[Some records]

****************

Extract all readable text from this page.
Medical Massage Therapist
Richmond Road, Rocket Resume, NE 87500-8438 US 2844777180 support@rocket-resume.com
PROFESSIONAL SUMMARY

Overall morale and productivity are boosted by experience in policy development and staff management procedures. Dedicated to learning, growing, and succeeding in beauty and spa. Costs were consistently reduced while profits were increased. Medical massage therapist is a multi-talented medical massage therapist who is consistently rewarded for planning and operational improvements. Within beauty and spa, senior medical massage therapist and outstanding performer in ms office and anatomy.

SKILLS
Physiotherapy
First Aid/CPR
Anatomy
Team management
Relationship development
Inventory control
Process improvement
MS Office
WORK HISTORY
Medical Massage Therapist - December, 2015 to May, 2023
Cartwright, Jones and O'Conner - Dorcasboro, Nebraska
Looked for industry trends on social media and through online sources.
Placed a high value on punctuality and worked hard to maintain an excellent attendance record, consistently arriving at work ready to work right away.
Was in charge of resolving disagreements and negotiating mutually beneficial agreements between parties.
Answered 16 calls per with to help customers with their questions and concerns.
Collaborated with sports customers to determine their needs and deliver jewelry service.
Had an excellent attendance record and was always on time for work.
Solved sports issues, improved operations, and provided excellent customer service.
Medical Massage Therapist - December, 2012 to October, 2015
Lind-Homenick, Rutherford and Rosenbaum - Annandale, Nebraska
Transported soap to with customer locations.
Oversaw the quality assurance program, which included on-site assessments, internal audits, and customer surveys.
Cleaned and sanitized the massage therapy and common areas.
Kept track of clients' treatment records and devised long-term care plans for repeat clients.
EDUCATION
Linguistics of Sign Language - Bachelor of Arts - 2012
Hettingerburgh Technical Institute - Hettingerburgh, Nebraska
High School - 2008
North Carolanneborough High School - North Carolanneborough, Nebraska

****************

## WORK TO COMPLETE
Please output the entries above, every line exactly as it reads.

## SOLUTION
Extract all readable text from this page.
Medical Massage Therapist
Richmond Road, Rocket Resume, NE 87500-8438 US 2844777180 support@rocket-resume.com
PROFESSIONAL SUMMARY

Overall morale and productivity are boosted by experience in policy development and staff management procedures. Dedicated to learning, growing, and succeeding in beauty and spa. Costs were consistently reduced while profits were increased. Medical massage therapist is a multi-talented medical massage therapist who is consistently rewarded for planning and operational improvements. Within beauty and spa, senior medical massage therapist and outstanding performer in ms office and anatomy.

SKILLS
Physiotherapy
First Aid/CPR
Anatomy
Team management
Relationship development
Inventory control
Process improvement
MS Office
WORK HISTORY
Medical Massage Therapist - December, 2015 to May, 2023
Cartwright, Jones and O'Conner - Dorcasboro, Nebraska
Looked for industry trends on social media and through online sources.
Placed a high value on punctuality and worked hard to maintain an excellent attendance record, consistently arriving at work ready to work right away.
Was in charge of resolving disagreements and negotiating mutually beneficial agreements between parties.
Answered 16 calls per with to help customers with their questions and concerns.
Collaborated with sports customers to determine their needs and deliver jewelry service.
Had an excellent attendance record and was always on time for work.
Solved sports issues, improved operations, and provided excellent customer service.
Medical Massage Therapist - December, 2012 to October, 2015
Lind-Homenick, Rutherford and Rosenbaum - Annandale, Nebraska
Transported soap to with customer locations.
Oversaw the quality assurance program, which included on-site assessments, internal audits, and customer surveys.
Cleaned and sanitized the massage therapy and common areas.
Kept track of clients' treatment records and devised long-term care plans for repeat clients.
EDUCATION
Linguistics of Sign Language - Bachelor of Arts - 2012
Hettingerburgh Technical Institute - Hettingerburgh, Nebraska
High School - 2008
North Carolanneborough High School - North Carolanneborough, Nebraska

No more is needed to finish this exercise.